[Collected data entries]
○ ○ ○ ○
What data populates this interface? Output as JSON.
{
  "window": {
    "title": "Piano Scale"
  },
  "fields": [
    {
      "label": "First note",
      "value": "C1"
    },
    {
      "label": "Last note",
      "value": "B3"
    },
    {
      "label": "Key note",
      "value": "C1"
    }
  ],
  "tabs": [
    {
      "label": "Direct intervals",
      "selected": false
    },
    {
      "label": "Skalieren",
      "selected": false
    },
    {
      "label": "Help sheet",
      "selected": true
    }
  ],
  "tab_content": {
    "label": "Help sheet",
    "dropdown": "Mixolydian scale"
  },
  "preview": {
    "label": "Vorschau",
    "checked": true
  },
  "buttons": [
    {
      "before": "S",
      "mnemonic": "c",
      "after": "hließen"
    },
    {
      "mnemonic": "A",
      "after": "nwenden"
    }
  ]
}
○ ○ ○ ○
• [Task instructions] List all lines where "label" occurs.

• [Full solution]
      "label": "First note",
      "label": "Last note",
      "label": "Key note",
      "label": "Direct intervals",
      "label": "Skalieren",
      "label": "Help sheet",
    "label": "Help sheet",
    "label": "Vorschau",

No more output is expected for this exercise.